=== INPUT MATERIAL ===
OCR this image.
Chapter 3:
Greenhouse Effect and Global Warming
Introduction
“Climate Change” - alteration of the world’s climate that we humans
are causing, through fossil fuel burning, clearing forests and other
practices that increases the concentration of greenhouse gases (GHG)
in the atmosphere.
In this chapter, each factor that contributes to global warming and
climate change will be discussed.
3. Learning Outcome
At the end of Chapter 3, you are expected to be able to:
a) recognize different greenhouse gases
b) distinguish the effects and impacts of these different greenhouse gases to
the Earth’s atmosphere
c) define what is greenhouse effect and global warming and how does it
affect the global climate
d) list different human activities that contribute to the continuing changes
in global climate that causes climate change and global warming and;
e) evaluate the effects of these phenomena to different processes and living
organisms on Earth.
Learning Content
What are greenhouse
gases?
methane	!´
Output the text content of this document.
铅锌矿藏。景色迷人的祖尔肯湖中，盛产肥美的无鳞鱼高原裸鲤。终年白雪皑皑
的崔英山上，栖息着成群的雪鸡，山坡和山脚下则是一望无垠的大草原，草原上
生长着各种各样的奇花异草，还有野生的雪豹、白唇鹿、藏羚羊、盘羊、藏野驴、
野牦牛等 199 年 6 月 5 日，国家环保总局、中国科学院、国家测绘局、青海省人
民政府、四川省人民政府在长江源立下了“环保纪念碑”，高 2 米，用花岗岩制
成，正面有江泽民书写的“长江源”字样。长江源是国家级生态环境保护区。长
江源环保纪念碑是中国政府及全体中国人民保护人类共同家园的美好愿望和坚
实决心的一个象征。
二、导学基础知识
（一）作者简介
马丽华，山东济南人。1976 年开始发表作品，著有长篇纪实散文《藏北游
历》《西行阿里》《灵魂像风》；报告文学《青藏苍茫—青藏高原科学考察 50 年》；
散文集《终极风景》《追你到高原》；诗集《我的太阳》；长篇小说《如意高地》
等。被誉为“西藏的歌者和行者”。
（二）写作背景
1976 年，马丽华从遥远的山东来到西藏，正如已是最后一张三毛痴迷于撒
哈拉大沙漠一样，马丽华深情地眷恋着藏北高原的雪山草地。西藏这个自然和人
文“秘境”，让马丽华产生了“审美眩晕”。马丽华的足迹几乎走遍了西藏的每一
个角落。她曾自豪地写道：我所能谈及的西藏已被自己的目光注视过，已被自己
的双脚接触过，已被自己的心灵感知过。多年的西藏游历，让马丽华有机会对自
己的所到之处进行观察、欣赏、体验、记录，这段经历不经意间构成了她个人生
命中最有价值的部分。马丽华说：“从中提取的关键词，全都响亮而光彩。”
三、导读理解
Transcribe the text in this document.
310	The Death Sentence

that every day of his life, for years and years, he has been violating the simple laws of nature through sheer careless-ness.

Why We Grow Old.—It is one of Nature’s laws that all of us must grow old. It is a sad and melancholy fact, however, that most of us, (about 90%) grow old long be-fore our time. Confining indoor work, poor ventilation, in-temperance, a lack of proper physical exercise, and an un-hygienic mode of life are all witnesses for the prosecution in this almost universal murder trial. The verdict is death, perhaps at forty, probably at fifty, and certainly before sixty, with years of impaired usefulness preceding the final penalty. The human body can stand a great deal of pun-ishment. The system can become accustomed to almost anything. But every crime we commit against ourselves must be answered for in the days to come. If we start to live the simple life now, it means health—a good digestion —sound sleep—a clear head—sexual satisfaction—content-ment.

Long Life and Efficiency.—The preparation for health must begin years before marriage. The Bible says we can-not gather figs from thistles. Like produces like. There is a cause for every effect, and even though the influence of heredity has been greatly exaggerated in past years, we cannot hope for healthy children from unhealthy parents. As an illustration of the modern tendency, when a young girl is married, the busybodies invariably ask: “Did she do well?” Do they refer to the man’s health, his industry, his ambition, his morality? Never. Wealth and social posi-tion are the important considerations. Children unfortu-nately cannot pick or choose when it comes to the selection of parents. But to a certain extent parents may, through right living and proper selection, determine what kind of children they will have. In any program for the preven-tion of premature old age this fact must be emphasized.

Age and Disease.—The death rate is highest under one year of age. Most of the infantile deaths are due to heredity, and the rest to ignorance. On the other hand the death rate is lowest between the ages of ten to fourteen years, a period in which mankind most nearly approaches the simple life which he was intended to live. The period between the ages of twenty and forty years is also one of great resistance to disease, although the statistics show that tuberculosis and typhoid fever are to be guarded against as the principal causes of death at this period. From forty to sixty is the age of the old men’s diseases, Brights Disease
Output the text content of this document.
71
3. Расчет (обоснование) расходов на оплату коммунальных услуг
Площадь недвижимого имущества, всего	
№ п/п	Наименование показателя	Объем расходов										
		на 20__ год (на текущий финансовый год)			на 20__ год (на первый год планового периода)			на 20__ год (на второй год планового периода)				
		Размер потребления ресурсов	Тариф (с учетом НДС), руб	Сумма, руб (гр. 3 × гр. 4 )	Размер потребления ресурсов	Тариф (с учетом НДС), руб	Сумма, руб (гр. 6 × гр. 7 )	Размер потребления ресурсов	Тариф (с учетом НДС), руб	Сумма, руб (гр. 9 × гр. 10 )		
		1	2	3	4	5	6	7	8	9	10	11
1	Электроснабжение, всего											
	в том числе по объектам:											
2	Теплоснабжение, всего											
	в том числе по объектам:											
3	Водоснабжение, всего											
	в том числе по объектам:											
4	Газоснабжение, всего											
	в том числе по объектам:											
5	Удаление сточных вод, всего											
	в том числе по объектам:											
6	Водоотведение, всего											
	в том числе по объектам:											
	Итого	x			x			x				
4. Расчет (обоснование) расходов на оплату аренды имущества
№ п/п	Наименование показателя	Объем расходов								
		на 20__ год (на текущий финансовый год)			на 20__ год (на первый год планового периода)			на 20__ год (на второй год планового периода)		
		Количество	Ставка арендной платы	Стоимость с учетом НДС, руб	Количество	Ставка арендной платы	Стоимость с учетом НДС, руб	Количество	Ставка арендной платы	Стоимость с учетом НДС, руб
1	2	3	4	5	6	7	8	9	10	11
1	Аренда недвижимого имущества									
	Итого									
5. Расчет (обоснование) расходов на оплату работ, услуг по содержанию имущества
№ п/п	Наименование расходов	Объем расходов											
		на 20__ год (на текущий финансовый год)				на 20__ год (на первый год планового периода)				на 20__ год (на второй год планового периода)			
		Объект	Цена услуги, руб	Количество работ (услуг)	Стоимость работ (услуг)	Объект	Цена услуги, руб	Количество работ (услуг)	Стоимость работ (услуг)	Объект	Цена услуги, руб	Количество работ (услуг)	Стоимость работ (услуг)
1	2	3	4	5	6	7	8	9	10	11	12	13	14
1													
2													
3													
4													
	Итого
===
DIRECTION> Locate the lines above that contain "расходов" and copy them.

SOLUTION BELOW>
3. Расчет (обоснование) расходов на оплату коммунальных услуг
№ п/п	Наименование показателя	Объем расходов										
4. Расчет (обоснование) расходов на оплату аренды имущества
№ п/п	Наименование показателя	Объем расходов								
5. Расчет (обоснование) расходов на оплату работ, услуг по содержанию имущества
№ п/п	Наименование расходов	Объем расходов											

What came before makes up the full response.